EXTRACTED MATERIAL:
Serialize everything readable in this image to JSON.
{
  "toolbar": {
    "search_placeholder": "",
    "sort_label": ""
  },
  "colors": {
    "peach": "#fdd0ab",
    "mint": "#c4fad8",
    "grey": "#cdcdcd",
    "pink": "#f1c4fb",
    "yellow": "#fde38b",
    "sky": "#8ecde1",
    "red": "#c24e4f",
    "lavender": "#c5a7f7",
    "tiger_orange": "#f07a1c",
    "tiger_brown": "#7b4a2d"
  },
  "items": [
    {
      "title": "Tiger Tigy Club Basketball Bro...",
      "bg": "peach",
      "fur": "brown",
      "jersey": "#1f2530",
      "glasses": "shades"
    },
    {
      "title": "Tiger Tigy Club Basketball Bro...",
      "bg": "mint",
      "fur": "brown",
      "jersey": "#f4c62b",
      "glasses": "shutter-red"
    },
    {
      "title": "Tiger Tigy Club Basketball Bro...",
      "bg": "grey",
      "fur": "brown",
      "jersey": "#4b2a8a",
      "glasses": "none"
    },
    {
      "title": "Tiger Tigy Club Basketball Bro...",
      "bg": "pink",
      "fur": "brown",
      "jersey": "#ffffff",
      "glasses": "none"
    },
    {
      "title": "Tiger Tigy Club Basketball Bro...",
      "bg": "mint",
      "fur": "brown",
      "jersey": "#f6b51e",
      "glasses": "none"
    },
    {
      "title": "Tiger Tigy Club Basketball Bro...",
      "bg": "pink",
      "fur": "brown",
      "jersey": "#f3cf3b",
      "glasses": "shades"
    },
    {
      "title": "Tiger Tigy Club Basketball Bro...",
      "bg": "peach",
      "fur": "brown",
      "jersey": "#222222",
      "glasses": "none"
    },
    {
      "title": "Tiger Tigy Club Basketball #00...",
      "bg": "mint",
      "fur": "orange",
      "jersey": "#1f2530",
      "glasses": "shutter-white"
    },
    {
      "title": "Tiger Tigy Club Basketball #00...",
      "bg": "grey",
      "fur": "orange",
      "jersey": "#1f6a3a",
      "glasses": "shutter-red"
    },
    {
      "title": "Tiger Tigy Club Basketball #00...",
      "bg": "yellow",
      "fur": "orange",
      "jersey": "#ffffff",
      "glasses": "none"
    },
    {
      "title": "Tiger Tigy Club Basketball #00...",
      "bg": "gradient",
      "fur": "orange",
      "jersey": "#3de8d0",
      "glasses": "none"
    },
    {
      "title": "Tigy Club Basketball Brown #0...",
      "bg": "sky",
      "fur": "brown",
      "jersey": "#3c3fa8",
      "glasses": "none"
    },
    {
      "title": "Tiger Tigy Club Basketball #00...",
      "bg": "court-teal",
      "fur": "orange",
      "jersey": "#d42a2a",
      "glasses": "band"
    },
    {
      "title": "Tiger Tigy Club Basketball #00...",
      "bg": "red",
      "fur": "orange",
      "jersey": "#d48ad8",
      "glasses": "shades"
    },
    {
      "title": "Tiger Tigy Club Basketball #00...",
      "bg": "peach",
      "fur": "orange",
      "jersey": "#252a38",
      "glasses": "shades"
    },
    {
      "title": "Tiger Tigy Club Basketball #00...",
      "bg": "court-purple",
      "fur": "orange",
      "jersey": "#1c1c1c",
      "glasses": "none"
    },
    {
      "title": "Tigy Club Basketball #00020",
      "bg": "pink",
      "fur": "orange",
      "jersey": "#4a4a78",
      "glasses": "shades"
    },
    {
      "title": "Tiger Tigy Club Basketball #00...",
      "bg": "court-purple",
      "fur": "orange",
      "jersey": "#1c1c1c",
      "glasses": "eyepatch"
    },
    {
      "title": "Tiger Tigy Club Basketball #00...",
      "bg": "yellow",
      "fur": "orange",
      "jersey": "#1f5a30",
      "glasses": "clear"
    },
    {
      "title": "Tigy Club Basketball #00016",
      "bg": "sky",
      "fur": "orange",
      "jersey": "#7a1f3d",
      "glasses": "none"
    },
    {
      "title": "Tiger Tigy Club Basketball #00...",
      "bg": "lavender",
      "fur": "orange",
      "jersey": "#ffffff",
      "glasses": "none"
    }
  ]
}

WRITTEN INSTRUCTION: Set down every record above exactly as given.

RESULT OF THIS TASK:
Serialize everything readable in this image to JSON.
{
  "toolbar": {
    "search_placeholder": "",
    "sort_label": ""
  },
  "colors": {
    "peach": "#fdd0ab",
    "mint": "#c4fad8",
    "grey": "#cdcdcd",
    "pink": "#f1c4fb",
    "yellow": "#fde38b",
    "sky": "#8ecde1",
    "red": "#c24e4f",
    "lavender": "#c5a7f7",
    "tiger_orange": "#f07a1c",
    "tiger_brown": "#7b4a2d"
  },
  "items": [
    {
      "title": "Tiger Tigy Club Basketball Bro...",
      "bg": "peach",
      "fur": "brown",
      "jersey": "#1f2530",
      "glasses": "shades"
    },
    {
      "title": "Tiger Tigy Club Basketball Bro...",
      "bg": "mint",
      "fur": "brown",
      "jersey": "#f4c62b",
      "glasses": "shutter-red"
    },
    {
      "title": "Tiger Tigy Club Basketball Bro...",
      "bg": "grey",
      "fur": "brown",
      "jersey": "#4b2a8a",
      "glasses": "none"
    },
    {
      "title": "Tiger Tigy Club Basketball Bro...",
      "bg": "pink",
      "fur": "brown",
      "jersey": "#ffffff",
      "glasses": "none"
    },
    {
      "title": "Tiger Tigy Club Basketball Bro...",
      "bg": "mint",
      "fur": "brown",
      "jersey": "#f6b51e",
      "glasses": "none"
    },
    {
      "title": "Tiger Tigy Club Basketball Bro...",
      "bg": "pink",
      "fur": "brown",
      "jersey": "#f3cf3b",
      "glasses": "shades"
    },
    {
      "title": "Tiger Tigy Club Basketball Bro...",
      "bg": "peach",
      "fur": "brown",
      "jersey": "#222222",
      "glasses": "none"
    },
    {
      "title": "Tiger Tigy Club Basketball #00...",
      "bg": "mint",
      "fur": "orange",
      "jersey": "#1f2530",
      "glasses": "shutter-white"
    },
    {
      "title": "Tiger Tigy Club Basketball #00...",
      "bg": "grey",
      "fur": "orange",
      "jersey": "#1f6a3a",
      "glasses": "shutter-red"
    },
    {
      "title": "Tiger Tigy Club Basketball #00...",
      "bg": "yellow",
      "fur": "orange",
      "jersey": "#ffffff",
      "glasses": "none"
    },
    {
      "title": "Tiger Tigy Club Basketball #00...",
      "bg": "gradient",
      "fur": "orange",
      "jersey": "#3de8d0",
      "glasses": "none"
    },
    {
      "title": "Tigy Club Basketball Brown #0...",
      "bg": "sky",
      "fur": "brown",
      "jersey": "#3c3fa8",
      "glasses": "none"
    },
    {
      "title": "Tiger Tigy Club Basketball #00...",
      "bg": "court-teal",
      "fur": "orange",
      "jersey": "#d42a2a",
      "glasses": "band"
    },
    {
      "title": "Tiger Tigy Club Basketball #00...",
      "bg": "red",
      "fur": "orange",
      "jersey": "#d48ad8",
      "glasses": "shades"
    },
    {
      "title": "Tiger Tigy Club Basketball #00...",
      "bg": "peach",
      "fur": "orange",
      "jersey": "#252a38",
      "glasses": "shades"
    },
    {
      "title": "Tiger Tigy Club Basketball #00...",
      "bg": "court-purple",
      "fur": "orange",
      "jersey": "#1c1c1c",
      "glasses": "none"
    },
    {
      "title": "Tigy Club Basketball #00020",
      "bg": "pink",
      "fur": "orange",
      "jersey": "#4a4a78",
      "glasses": "shades"
    },
    {
      "title": "Tiger Tigy Club Basketball #00...",
      "bg": "court-purple",
      "fur": "orange",
      "jersey": "#1c1c1c",
      "glasses": "eyepatch"
    },
    {
      "title": "Tiger Tigy Club Basketball #00...",
      "bg": "yellow",
      "fur": "orange",
      "jersey": "#1f5a30",
      "glasses": "clear"
    },
    {
      "title": "Tigy Club Basketball #00016",
      "bg": "sky",
      "fur": "orange",
      "jersey": "#7a1f3d",
      "glasses": "none"
    },
    {
      "title": "Tiger Tigy Club Basketball #00...",
      "bg": "lavender",
      "fur": "orange",
      "jersey": "#ffffff",
      "glasses": "none"
    }
  ]
}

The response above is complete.